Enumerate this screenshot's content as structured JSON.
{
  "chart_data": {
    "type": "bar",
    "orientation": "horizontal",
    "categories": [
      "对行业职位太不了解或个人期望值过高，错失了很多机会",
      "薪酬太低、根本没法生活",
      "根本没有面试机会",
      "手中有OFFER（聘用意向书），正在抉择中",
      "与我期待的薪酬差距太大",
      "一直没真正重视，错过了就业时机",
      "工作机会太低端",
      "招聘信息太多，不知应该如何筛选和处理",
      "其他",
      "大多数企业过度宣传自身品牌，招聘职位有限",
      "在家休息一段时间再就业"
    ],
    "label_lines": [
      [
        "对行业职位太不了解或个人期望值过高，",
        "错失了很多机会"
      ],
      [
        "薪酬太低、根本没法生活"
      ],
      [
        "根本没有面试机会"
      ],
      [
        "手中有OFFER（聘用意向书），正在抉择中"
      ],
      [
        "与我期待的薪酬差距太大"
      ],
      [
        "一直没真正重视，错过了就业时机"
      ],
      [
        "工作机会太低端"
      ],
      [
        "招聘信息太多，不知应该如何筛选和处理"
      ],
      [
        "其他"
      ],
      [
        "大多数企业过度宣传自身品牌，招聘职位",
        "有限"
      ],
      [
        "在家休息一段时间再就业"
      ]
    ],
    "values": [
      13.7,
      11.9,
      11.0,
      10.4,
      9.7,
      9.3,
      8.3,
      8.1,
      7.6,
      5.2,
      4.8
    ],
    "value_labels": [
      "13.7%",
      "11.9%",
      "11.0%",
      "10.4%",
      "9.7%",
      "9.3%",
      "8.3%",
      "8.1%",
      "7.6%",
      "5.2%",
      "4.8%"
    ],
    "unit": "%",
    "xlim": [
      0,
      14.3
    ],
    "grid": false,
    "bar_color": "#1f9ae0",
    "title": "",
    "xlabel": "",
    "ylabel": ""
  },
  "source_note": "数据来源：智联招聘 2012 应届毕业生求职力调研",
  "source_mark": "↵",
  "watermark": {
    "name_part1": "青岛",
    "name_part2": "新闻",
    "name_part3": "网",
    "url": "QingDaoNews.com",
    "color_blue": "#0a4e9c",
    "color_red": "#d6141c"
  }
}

PROBLEM:
Copy all lines of the listing above that contain the string "不知应该如何筛选和处理".

FINAL ANSWER:
      "招聘信息太多，不知应该如何筛选和处理",
        "招聘信息太多，不知应该如何筛选和处理"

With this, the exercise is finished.